Exercise directions → Identify and pull out each line of the entries in which "nella" occurs.
■ ■ ■
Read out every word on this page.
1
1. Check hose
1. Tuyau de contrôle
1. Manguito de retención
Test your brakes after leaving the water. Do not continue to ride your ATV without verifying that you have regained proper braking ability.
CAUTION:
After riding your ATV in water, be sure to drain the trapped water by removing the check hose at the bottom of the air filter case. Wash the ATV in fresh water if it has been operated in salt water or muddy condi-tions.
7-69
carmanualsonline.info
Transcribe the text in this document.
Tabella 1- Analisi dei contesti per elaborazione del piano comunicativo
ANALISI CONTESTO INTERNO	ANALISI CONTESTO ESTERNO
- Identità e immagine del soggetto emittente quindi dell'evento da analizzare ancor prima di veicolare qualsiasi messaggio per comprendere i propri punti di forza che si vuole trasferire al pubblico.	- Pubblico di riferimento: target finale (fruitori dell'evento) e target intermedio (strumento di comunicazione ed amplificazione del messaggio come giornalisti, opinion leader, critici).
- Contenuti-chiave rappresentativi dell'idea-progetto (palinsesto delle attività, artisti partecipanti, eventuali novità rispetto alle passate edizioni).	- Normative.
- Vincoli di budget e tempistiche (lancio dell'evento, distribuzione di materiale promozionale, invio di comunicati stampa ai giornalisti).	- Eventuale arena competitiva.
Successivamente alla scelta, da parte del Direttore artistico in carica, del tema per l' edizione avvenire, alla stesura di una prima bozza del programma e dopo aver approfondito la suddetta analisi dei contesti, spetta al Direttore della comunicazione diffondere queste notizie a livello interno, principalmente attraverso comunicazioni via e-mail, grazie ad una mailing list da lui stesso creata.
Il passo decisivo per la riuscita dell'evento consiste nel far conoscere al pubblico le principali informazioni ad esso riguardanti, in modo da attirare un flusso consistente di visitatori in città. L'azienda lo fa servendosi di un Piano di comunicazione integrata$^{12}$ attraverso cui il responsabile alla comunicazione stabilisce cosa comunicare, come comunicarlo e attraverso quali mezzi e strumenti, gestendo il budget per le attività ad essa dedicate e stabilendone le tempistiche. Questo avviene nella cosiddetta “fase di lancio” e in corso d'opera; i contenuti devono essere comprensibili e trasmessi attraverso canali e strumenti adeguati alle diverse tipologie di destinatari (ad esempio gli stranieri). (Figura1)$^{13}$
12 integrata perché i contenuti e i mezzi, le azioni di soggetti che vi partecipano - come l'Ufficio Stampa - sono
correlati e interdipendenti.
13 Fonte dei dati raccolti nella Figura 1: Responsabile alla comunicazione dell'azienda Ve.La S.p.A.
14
■ ■ ■
Solution to this exercise →
Il passo decisivo per la riuscita dell'evento consiste nel far conoscere al pubblico le principali informazioni ad esso riguardanti, in modo da attirare un flusso consistente di visitatori in città. L'azienda lo fa servendosi di un Piano di comunicazione integrata$^{12}$ attraverso cui il responsabile alla comunicazione stabilisce cosa comunicare, come comunicarlo e attraverso quali mezzi e strumenti, gestendo il budget per le attività ad essa dedicate e stabilendone le tempistiche. Questo avviene nella cosiddetta “fase di lancio” e in corso d'opera; i contenuti devono essere comprensibili e trasmessi attraverso canali e strumenti adeguati alle diverse tipologie di destinatari (ad esempio gli stranieri). (Figura1)$^{13}$
13 Fonte dei dati raccolti nella Figura 1: Responsabile alla comunicazione dell'azienda Ve.La S.p.A.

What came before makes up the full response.